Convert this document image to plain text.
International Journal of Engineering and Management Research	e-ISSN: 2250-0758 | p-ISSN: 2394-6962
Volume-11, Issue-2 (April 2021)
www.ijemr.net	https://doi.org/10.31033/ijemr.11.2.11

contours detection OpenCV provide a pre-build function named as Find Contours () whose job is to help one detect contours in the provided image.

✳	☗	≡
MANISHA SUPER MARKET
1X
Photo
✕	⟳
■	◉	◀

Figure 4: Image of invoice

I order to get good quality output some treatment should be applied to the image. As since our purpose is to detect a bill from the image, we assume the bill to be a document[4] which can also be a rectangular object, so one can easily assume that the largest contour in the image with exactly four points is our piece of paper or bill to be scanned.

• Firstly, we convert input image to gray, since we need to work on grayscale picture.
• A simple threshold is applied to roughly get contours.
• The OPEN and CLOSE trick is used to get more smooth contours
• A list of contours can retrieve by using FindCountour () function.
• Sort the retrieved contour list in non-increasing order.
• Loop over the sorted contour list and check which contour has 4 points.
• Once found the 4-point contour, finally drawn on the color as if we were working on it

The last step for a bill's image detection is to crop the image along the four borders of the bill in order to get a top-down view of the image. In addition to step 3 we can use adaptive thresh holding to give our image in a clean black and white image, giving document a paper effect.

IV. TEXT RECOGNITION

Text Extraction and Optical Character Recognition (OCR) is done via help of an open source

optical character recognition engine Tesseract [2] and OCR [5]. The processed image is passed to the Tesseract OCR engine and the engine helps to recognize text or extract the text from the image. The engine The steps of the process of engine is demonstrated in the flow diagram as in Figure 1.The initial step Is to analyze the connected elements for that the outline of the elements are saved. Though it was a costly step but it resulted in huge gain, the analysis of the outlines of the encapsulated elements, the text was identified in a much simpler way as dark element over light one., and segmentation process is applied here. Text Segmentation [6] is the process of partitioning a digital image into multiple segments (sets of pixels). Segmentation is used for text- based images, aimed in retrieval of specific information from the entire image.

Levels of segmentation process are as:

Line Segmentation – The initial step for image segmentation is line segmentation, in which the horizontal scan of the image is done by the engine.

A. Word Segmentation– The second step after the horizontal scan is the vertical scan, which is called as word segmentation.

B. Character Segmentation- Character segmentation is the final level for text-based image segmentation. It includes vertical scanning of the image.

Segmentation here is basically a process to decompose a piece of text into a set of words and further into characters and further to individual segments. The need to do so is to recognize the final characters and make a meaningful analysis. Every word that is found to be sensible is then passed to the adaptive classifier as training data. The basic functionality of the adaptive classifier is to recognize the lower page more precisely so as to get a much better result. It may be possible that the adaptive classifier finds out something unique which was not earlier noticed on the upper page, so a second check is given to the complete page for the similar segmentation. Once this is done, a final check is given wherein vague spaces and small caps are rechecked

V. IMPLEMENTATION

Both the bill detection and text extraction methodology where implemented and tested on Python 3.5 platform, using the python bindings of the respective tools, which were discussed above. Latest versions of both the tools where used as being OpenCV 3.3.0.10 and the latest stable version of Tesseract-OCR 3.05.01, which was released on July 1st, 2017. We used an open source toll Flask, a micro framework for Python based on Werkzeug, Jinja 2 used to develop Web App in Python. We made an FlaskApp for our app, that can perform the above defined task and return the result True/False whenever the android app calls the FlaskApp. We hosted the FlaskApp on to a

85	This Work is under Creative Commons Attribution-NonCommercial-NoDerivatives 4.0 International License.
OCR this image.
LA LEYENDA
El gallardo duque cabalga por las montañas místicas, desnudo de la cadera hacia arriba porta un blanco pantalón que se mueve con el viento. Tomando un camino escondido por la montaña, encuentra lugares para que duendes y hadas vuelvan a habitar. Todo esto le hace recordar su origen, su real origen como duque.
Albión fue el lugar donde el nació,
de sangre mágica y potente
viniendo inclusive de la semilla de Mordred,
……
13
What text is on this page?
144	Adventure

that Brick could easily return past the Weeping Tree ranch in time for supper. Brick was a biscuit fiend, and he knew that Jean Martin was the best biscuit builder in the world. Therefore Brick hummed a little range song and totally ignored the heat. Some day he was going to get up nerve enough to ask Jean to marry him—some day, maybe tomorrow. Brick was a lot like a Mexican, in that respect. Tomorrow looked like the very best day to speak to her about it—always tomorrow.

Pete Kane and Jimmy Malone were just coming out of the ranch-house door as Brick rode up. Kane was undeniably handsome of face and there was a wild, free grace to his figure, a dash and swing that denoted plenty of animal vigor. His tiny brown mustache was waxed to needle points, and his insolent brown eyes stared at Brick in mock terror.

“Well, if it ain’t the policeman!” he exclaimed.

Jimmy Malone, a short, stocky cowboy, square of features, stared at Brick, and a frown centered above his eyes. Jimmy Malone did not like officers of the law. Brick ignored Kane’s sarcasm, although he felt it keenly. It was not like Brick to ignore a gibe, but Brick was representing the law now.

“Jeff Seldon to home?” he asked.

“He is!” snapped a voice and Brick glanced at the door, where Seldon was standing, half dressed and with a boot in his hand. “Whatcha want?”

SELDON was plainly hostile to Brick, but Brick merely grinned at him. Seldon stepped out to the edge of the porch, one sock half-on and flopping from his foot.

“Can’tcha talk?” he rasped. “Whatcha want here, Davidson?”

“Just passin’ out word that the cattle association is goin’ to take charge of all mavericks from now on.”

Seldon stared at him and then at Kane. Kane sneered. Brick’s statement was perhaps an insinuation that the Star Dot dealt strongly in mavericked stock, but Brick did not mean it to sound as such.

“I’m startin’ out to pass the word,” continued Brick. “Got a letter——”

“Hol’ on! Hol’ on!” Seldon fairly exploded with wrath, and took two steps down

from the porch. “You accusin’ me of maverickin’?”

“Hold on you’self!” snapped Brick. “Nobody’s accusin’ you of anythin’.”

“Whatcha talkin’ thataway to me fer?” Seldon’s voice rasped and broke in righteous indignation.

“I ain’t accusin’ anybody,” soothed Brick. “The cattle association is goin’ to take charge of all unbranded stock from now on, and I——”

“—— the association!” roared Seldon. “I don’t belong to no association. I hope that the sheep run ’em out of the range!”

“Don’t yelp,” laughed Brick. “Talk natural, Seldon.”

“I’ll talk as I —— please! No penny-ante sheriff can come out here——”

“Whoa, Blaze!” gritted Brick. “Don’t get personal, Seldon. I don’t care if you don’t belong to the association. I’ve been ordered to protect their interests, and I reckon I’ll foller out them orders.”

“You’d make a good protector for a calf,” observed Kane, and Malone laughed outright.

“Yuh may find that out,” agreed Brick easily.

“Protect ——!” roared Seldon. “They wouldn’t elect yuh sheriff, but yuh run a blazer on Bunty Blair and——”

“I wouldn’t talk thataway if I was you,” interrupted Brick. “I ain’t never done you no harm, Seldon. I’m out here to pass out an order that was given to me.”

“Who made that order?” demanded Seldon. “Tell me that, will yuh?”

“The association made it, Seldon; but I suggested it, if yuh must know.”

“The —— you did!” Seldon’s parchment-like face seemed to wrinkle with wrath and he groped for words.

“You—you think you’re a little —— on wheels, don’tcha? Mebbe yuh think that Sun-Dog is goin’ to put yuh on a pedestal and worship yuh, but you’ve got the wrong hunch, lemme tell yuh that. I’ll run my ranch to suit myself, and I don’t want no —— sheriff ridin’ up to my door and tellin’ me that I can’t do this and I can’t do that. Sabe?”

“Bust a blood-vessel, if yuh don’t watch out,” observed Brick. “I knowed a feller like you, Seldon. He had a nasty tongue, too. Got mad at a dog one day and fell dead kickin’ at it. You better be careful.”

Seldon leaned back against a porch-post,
┄┄┄┄┄┄┄┄┄┄
Please reproduce each line exactly as written.

> _Solved exercise_
Convert this document image to plain text.
International Journal of Engineering and Management Research	e-ISSN: 2250-0758 | p-ISSN: 2394-6962
Volume-11, Issue-2 (April 2021)
www.ijemr.net	https://doi.org/10.31033/ijemr.11.2.11

contours detection OpenCV provide a pre-build function named as Find Contours () whose job is to help one detect contours in the provided image.

✳	☗	≡
MANISHA SUPER MARKET
1X
Photo
✕	⟳
■	◉	◀

Figure 4: Image of invoice

I order to get good quality output some treatment should be applied to the image. As since our purpose is to detect a bill from the image, we assume the bill to be a document[4] which can also be a rectangular object, so one can easily assume that the largest contour in the image with exactly four points is our piece of paper or bill to be scanned.

• Firstly, we convert input image to gray, since we need to work on grayscale picture.
• A simple threshold is applied to roughly get contours.
• The OPEN and CLOSE trick is used to get more smooth contours
• A list of contours can retrieve by using FindCountour () function.
• Sort the retrieved contour list in non-increasing order.
• Loop over the sorted contour list and check which contour has 4 points.
• Once found the 4-point contour, finally drawn on the color as if we were working on it

The last step for a bill's image detection is to crop the image along the four borders of the bill in order to get a top-down view of the image. In addition to step 3 we can use adaptive thresh holding to give our image in a clean black and white image, giving document a paper effect.

IV. TEXT RECOGNITION

Text Extraction and Optical Character Recognition (OCR) is done via help of an open source

optical character recognition engine Tesseract [2] and OCR [5]. The processed image is passed to the Tesseract OCR engine and the engine helps to recognize text or extract the text from the image. The engine The steps of the process of engine is demonstrated in the flow diagram as in Figure 1.The initial step Is to analyze the connected elements for that the outline of the elements are saved. Though it was a costly step but it resulted in huge gain, the analysis of the outlines of the encapsulated elements, the text was identified in a much simpler way as dark element over light one., and segmentation process is applied here. Text Segmentation [6] is the process of partitioning a digital image into multiple segments (sets of pixels). Segmentation is used for text- based images, aimed in retrieval of specific information from the entire image.

Levels of segmentation process are as:

Line Segmentation – The initial step for image segmentation is line segmentation, in which the horizontal scan of the image is done by the engine.

A. Word Segmentation– The second step after the horizontal scan is the vertical scan, which is called as word segmentation.

B. Character Segmentation- Character segmentation is the final level for text-based image segmentation. It includes vertical scanning of the image.

Segmentation here is basically a process to decompose a piece of text into a set of words and further into characters and further to individual segments. The need to do so is to recognize the final characters and make a meaningful analysis. Every word that is found to be sensible is then passed to the adaptive classifier as training data. The basic functionality of the adaptive classifier is to recognize the lower page more precisely so as to get a much better result. It may be possible that the adaptive classifier finds out something unique which was not earlier noticed on the upper page, so a second check is given to the complete page for the similar segmentation. Once this is done, a final check is given wherein vague spaces and small caps are rechecked

V. IMPLEMENTATION

Both the bill detection and text extraction methodology where implemented and tested on Python 3.5 platform, using the python bindings of the respective tools, which were discussed above. Latest versions of both the tools where used as being OpenCV 3.3.0.10 and the latest stable version of Tesseract-OCR 3.05.01, which was released on July 1st, 2017. We used an open source toll Flask, a micro framework for Python based on Werkzeug, Jinja 2 used to develop Web App in Python. We made an FlaskApp for our app, that can perform the above defined task and return the result True/False whenever the android app calls the FlaskApp. We hosted the FlaskApp on to a

85	This Work is under Creative Commons Attribution-NonCommercial-NoDerivatives 4.0 International License.
OCR this image.
LA LEYENDA
El gallardo duque cabalga por las montañas místicas, desnudo de la cadera hacia arriba porta un blanco pantalón que se mueve con el viento. Tomando un camino escondido por la montaña, encuentra lugares para que duendes y hadas vuelvan a habitar. Todo esto le hace recordar su origen, su real origen como duque.
Albión fue el lugar donde el nació,
de sangre mágica y potente
viniendo inclusive de la semilla de Mordred,
……
13
What text is on this page?
144	Adventure

that Brick could easily return past the Weeping Tree ranch in time for supper. Brick was a biscuit fiend, and he knew that Jean Martin was the best biscuit builder in the world. Therefore Brick hummed a little range song and totally ignored the heat. Some day he was going to get up nerve enough to ask Jean to marry him—some day, maybe tomorrow. Brick was a lot like a Mexican, in that respect. Tomorrow looked like the very best day to speak to her about it—always tomorrow.

Pete Kane and Jimmy Malone were just coming out of the ranch-house door as Brick rode up. Kane was undeniably handsome of face and there was a wild, free grace to his figure, a dash and swing that denoted plenty of animal vigor. His tiny brown mustache was waxed to needle points, and his insolent brown eyes stared at Brick in mock terror.

“Well, if it ain’t the policeman!” he exclaimed.

Jimmy Malone, a short, stocky cowboy, square of features, stared at Brick, and a frown centered above his eyes. Jimmy Malone did not like officers of the law. Brick ignored Kane’s sarcasm, although he felt it keenly. It was not like Brick to ignore a gibe, but Brick was representing the law now.

“Jeff Seldon to home?” he asked.

“He is!” snapped a voice and Brick glanced at the door, where Seldon was standing, half dressed and with a boot in his hand. “Whatcha want?”

SELDON was plainly hostile to Brick, but Brick merely grinned at him. Seldon stepped out to the edge of the porch, one sock half-on and flopping from his foot.

“Can’tcha talk?” he rasped. “Whatcha want here, Davidson?”

“Just passin’ out word that the cattle association is goin’ to take charge of all mavericks from now on.”

Seldon stared at him and then at Kane. Kane sneered. Brick’s statement was perhaps an insinuation that the Star Dot dealt strongly in mavericked stock, but Brick did not mean it to sound as such.

“I’m startin’ out to pass the word,” continued Brick. “Got a letter——”

“Hol’ on! Hol’ on!” Seldon fairly exploded with wrath, and took two steps down

from the porch. “You accusin’ me of maverickin’?”

“Hold on you’self!” snapped Brick. “Nobody’s accusin’ you of anythin’.”

“Whatcha talkin’ thataway to me fer?” Seldon’s voice rasped and broke in righteous indignation.

“I ain’t accusin’ anybody,” soothed Brick. “The cattle association is goin’ to take charge of all unbranded stock from now on, and I——”

“—— the association!” roared Seldon. “I don’t belong to no association. I hope that the sheep run ’em out of the range!”

“Don’t yelp,” laughed Brick. “Talk natural, Seldon.”

“I’ll talk as I —— please! No penny-ante sheriff can come out here——”

“Whoa, Blaze!” gritted Brick. “Don’t get personal, Seldon. I don’t care if you don’t belong to the association. I’ve been ordered to protect their interests, and I reckon I’ll foller out them orders.”

“You’d make a good protector for a calf,” observed Kane, and Malone laughed outright.

“Yuh may find that out,” agreed Brick easily.

“Protect ——!” roared Seldon. “They wouldn’t elect yuh sheriff, but yuh run a blazer on Bunty Blair and——”

“I wouldn’t talk thataway if I was you,” interrupted Brick. “I ain’t never done you no harm, Seldon. I’m out here to pass out an order that was given to me.”

“Who made that order?” demanded Seldon. “Tell me that, will yuh?”

“The association made it, Seldon; but I suggested it, if yuh must know.”

“The —— you did!” Seldon’s parchment-like face seemed to wrinkle with wrath and he groped for words.

“You—you think you’re a little —— on wheels, don’tcha? Mebbe yuh think that Sun-Dog is goin’ to put yuh on a pedestal and worship yuh, but you’ve got the wrong hunch, lemme tell yuh that. I’ll run my ranch to suit myself, and I don’t want no —— sheriff ridin’ up to my door and tellin’ me that I can’t do this and I can’t do that. Sabe?”

“Bust a blood-vessel, if yuh don’t watch out,” observed Brick. “I knowed a feller like you, Seldon. He had a nasty tongue, too. Got mad at a dog one day and fell dead kickin’ at it. You better be careful.”

Seldon leaned back against a porch-post,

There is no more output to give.